# Instructions for the task
Any pictures in the records below should be skipped; write out everything else exactly.

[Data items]
--------

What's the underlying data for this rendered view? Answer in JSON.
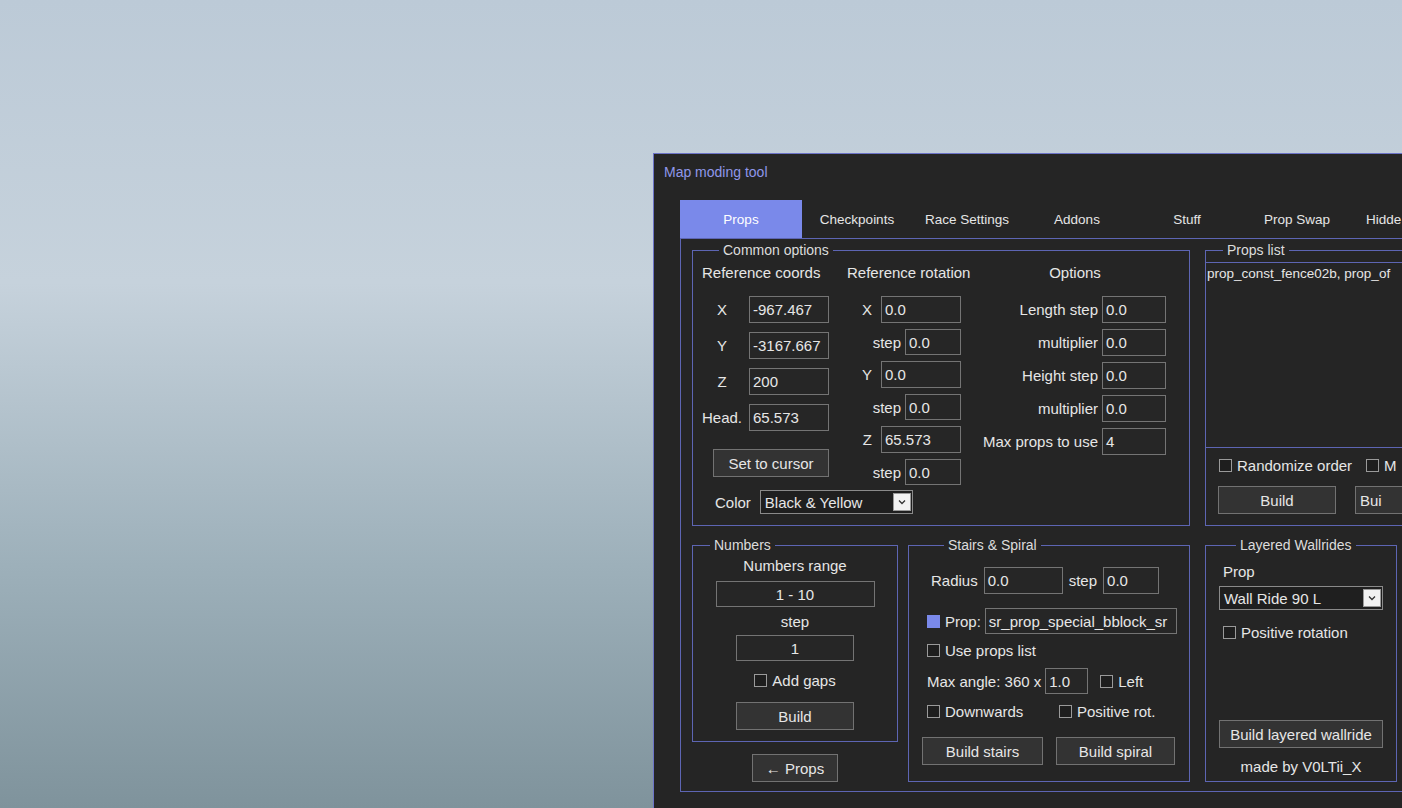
{
  "window": {
    "title": "Map moding tool"
  },
  "tabs": [
    {
      "label": "Props",
      "selected": true
    },
    {
      "label": "Checkpoints",
      "selected": false
    },
    {
      "label": "Race Settings",
      "selected": false
    },
    {
      "label": "Addons",
      "selected": false
    },
    {
      "label": "Stuff",
      "selected": false
    },
    {
      "label": "Prop Swap",
      "selected": false
    },
    {
      "label": "Hidde",
      "selected": false
    }
  ],
  "common_options": {
    "title": "Common options",
    "reference_coords": {
      "title": "Reference coords",
      "fields": [
        {
          "label": "X",
          "value": "-967.467"
        },
        {
          "label": "Y",
          "value": "-3167.667"
        },
        {
          "label": "Z",
          "value": "200"
        },
        {
          "label": "Head.",
          "value": "65.573"
        }
      ],
      "button": "Set to cursor"
    },
    "reference_rotation": {
      "title": "Reference rotation",
      "fields": [
        {
          "label": "X",
          "value": "0.0",
          "kind": "axis"
        },
        {
          "label": "step",
          "value": "0.0",
          "kind": "step"
        },
        {
          "label": "Y",
          "value": "0.0",
          "kind": "axis"
        },
        {
          "label": "step",
          "value": "0.0",
          "kind": "step"
        },
        {
          "label": "Z",
          "value": "65.573",
          "kind": "axis"
        },
        {
          "label": "step",
          "value": "0.0",
          "kind": "step"
        }
      ]
    },
    "options": {
      "title": "Options",
      "fields": [
        {
          "label": "Length step",
          "value": "0.0"
        },
        {
          "label": "multiplier",
          "value": "0.0"
        },
        {
          "label": "Height step",
          "value": "0.0"
        },
        {
          "label": "multiplier",
          "value": "0.0"
        },
        {
          "label": "Max props to use",
          "value": "4"
        }
      ]
    },
    "color": {
      "label": "Color",
      "value": "Black & Yellow"
    }
  },
  "props_list": {
    "title": "Props list",
    "items": [
      "prop_const_fence02b, prop_of"
    ],
    "options": [
      {
        "label": "Randomize order",
        "checked": false
      },
      {
        "label": "M",
        "checked": false
      }
    ],
    "buttons": [
      "Build",
      "Bui"
    ]
  },
  "numbers": {
    "title": "Numbers",
    "range_label": "Numbers range",
    "range_value": "1 - 10",
    "step_label": "step",
    "step_value": "1",
    "add_gaps": {
      "label": "Add gaps",
      "checked": false
    },
    "button": "Build"
  },
  "back_button": "← Props",
  "stairs_spiral": {
    "title": "Stairs & Spiral",
    "radius": {
      "label": "Radius",
      "value": "0.0"
    },
    "radius_step": {
      "label": "step",
      "value": "0.0"
    },
    "prop": {
      "label": "Prop:",
      "checked": true,
      "value": "sr_prop_special_bblock_sr"
    },
    "use_props_list": {
      "label": "Use props list",
      "checked": false
    },
    "max_angle": {
      "label": "Max angle: 360 x",
      "value": "1.0"
    },
    "left": {
      "label": "Left",
      "checked": false
    },
    "downwards": {
      "label": "Downwards",
      "checked": false
    },
    "positive_rot": {
      "label": "Positive rot.",
      "checked": false
    },
    "buttons": [
      "Build stairs",
      "Build spiral"
    ]
  },
  "layered_wallrides": {
    "title": "Layered Wallrides",
    "prop_label": "Prop",
    "prop_value": "Wall Ride 90 L",
    "positive_rotation": {
      "label": "Positive rotation",
      "checked": false
    },
    "button": "Build layered wallride",
    "credit": "made by V0LTii_X"
  }
}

--------

# Exercise response
What's the underlying data for this rendered view? Answer in JSON.
{
  "window": {
    "title": "Map moding tool"
  },
  "tabs": [
    {
      "label": "Props",
      "selected": true
    },
    {
      "label": "Checkpoints",
      "selected": false
    },
    {
      "label": "Race Settings",
      "selected": false
    },
    {
      "label": "Addons",
      "selected": false
    },
    {
      "label": "Stuff",
      "selected": false
    },
    {
      "label": "Prop Swap",
      "selected": false
    },
    {
      "label": "Hidde",
      "selected": false
    }
  ],
  "common_options": {
    "title": "Common options",
    "reference_coords": {
      "title": "Reference coords",
      "fields": [
        {
          "label": "X",
          "value": "-967.467"
        },
        {
          "label": "Y",
          "value": "-3167.667"
        },
        {
          "label": "Z",
          "value": "200"
        },
        {
          "label": "Head.",
          "value": "65.573"
        }
      ],
      "button": "Set to cursor"
    },
    "reference_rotation": {
      "title": "Reference rotation",
      "fields": [
        {
          "label": "X",
          "value": "0.0",
          "kind": "axis"
        },
        {
          "label": "step",
          "value": "0.0",
          "kind": "step"
        },
        {
          "label": "Y",
          "value": "0.0",
          "kind": "axis"
        },
        {
          "label": "step",
          "value": "0.0",
          "kind": "step"
        },
        {
          "label": "Z",
          "value": "65.573",
          "kind": "axis"
        },
        {
          "label": "step",
          "value": "0.0",
          "kind": "step"
        }
      ]
    },
    "options": {
      "title": "Options",
      "fields": [
        {
          "label": "Length step",
          "value": "0.0"
        },
        {
          "label": "multiplier",
          "value": "0.0"
        },
        {
          "label": "Height step",
          "value": "0.0"
        },
        {
          "label": "multiplier",
          "value": "0.0"
        },
        {
          "label": "Max props to use",
          "value": "4"
        }
      ]
    },
    "color": {
      "label": "Color",
      "value": "Black & Yellow"
    }
  },
  "props_list": {
    "title": "Props list",
    "items": [
      "prop_const_fence02b, prop_of"
    ],
    "options": [
      {
        "label": "Randomize order",
        "checked": false
      },
      {
        "label": "M",
        "checked": false
      }
    ],
    "buttons": [
      "Build",
      "Bui"
    ]
  },
  "numbers": {
    "title": "Numbers",
    "range_label": "Numbers range",
    "range_value": "1 - 10",
    "step_label": "step",
    "step_value": "1",
    "add_gaps": {
      "label": "Add gaps",
      "checked": false
    },
    "button": "Build"
  },
  "back_button": "← Props",
  "stairs_spiral": {
    "title": "Stairs & Spiral",
    "radius": {
      "label": "Radius",
      "value": "0.0"
    },
    "radius_step": {
      "label": "step",
      "value": "0.0"
    },
    "prop": {
      "label": "Prop:",
      "checked": true,
      "value": "sr_prop_special_bblock_sr"
    },
    "use_props_list": {
      "label": "Use props list",
      "checked": false
    },
    "max_angle": {
      "label": "Max angle: 360 x",
      "value": "1.0"
    },
    "left": {
      "label": "Left",
      "checked": false
    },
    "downwards": {
      "label": "Downwards",
      "checked": false
    },
    "positive_rot": {
      "label": "Positive rot.",
      "checked": false
    },
    "buttons": [
      "Build stairs",
      "Build spiral"
    ]
  },
  "layered_wallrides": {
    "title": "Layered Wallrides",
    "prop_label": "Prop",
    "prop_value": "Wall Ride 90 L",
    "positive_rotation": {
      "label": "Positive rotation",
      "checked": false
    },
    "button": "Build layered wallride",
    "credit": "made by V0LTii_X"
  }
}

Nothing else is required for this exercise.